● Problem
From the listing below, extract each line containing the string "without".

Stored entries:
::::
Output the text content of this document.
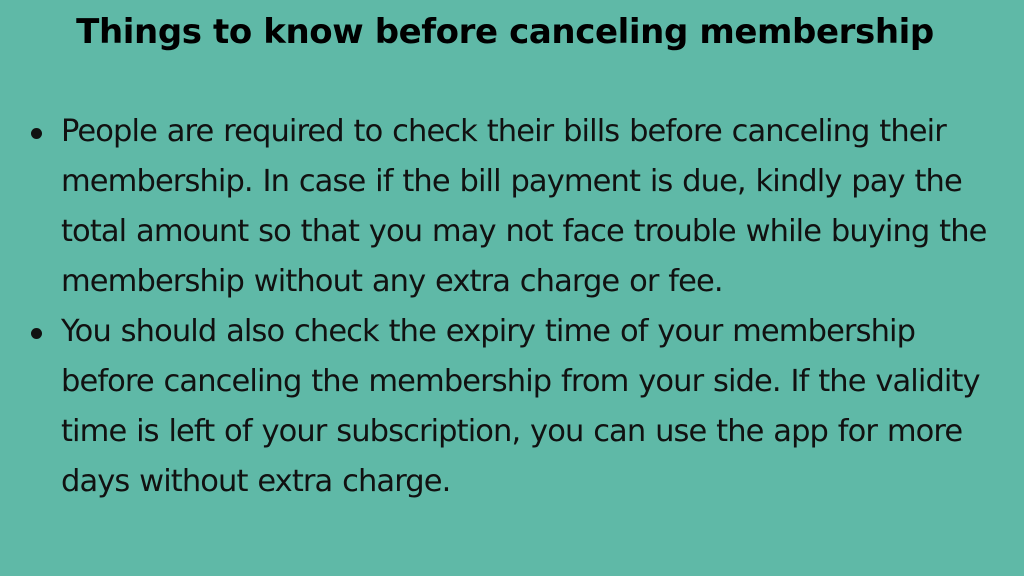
Things to know before canceling membership
People are required to check their bills before canceling their membership. In case if the bill payment is due, kindly pay the total amount so that you may not face trouble while buying the membership without any extra charge or fee.
You should also check the expiry time of your membership before canceling the membership from your side. If the validity time is left of your subscription, you can use the app for more days without extra charge.
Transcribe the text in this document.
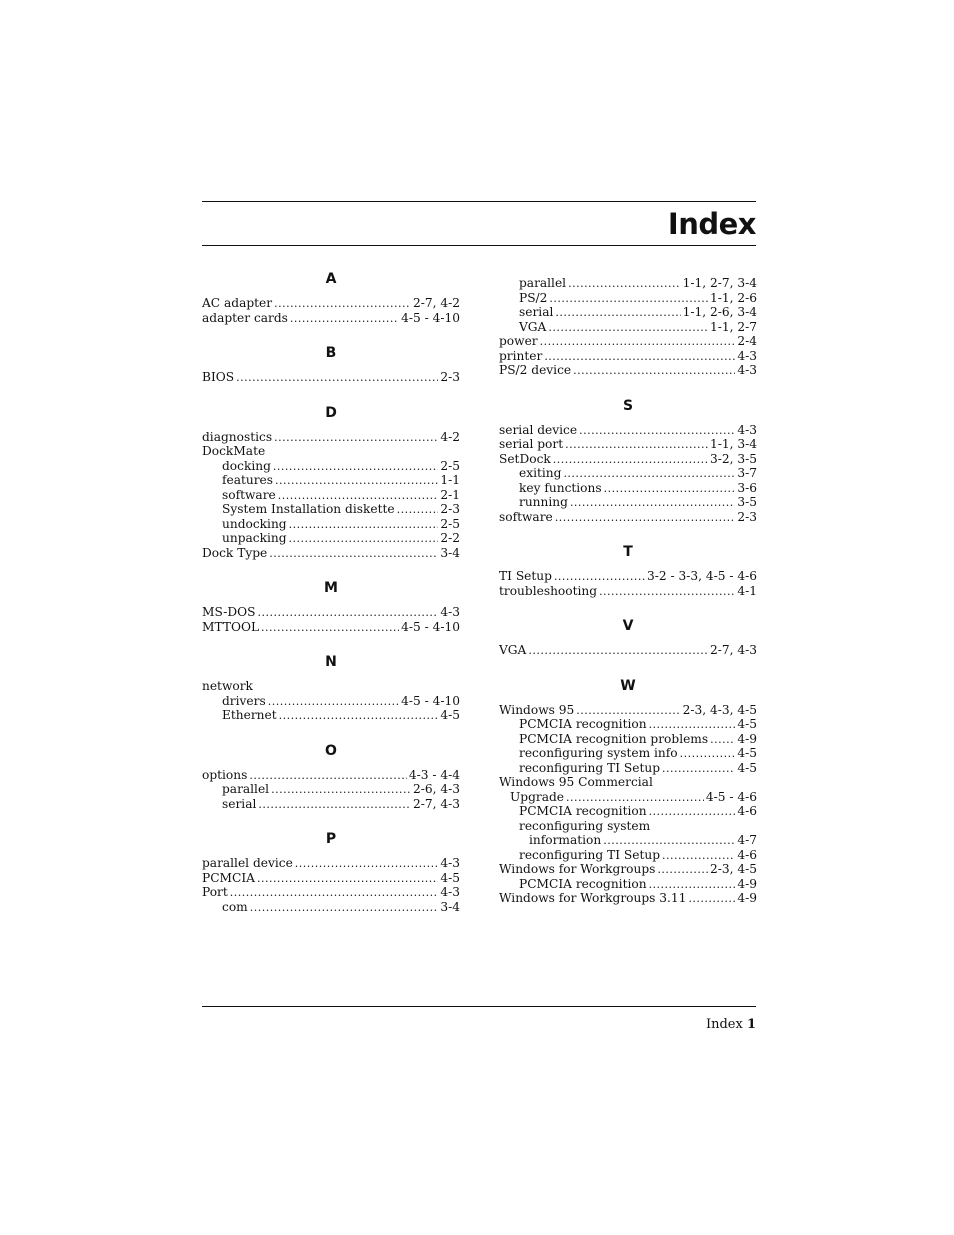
Index
A
AC adapter .....	2-7, 4-2
adapter cards .....	4-5 - 4-10
B
BIOS .....	2-3
D
diagnostics .....	4-2
DockMate
docking .....	2-5
features .....	1-1
software .....	2-1
System Installation diskette .....	2-3
undocking .....	2-5
unpacking .....	2-2
Dock Type .....	3-4
M
MS-DOS .....	4-3
MTTOOL .....	4-5 - 4-10
N
network
drivers .....	4-5 - 4-10
Ethernet .....	4-5
O
options .....	4-3 - 4-4
parallel .....	2-6, 4-3
serial .....	2-7, 4-3
P
parallel device .....	4-3
PCMCIA .....	4-5
Port .....	4-3
com .....	3-4
parallel .....	1-1, 2-7, 3-4
PS/2 .....	1-1, 2-6
serial .....	1-1, 2-6, 3-4
VGA .....	1-1, 2-7
power .....	2-4
printer .....	4-3
PS/2 device .....	4-3
S
serial device .....	4-3
serial port .....	1-1, 3-4
SetDock .....	3-2, 3-5
exiting .....	3-7
key functions .....	3-6
running .....	3-5
software .....	2-3
T
TI Setup .....	3-2 - 3-3, 4-5 - 4-6
troubleshooting .....	4-1
V
VGA .....	2-7, 4-3
W
Windows 95 .....	2-3, 4-3, 4-5
PCMCIA recognition .....	4-5
PCMCIA recognition problems ..... 4-9
reconfiguring system info .....	4-5
reconfiguring TI Setup .....	4-5
Windows 95 Commercial
Upgrade .....	4-5 - 4-6
PCMCIA recognition .....	4-6
reconfiguring system
information .....	4-7
reconfiguring TI Setup .....	4-6
Windows for Workgroups .....	2-3, 4-5
PCMCIA recognition .....	4-9
Windows for Workgroups 3.11 .....	4-9
Index 1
::::
● Solution below
People are required to check their bills before canceling their membership. In case if the bill payment is due, kindly pay the total amount so that you may not face trouble while buying the membership without any extra charge or fee.
You should also check the expiry time of your membership before canceling the membership from your side. If the validity time is left of your subscription, you can use the app for more days without extra charge.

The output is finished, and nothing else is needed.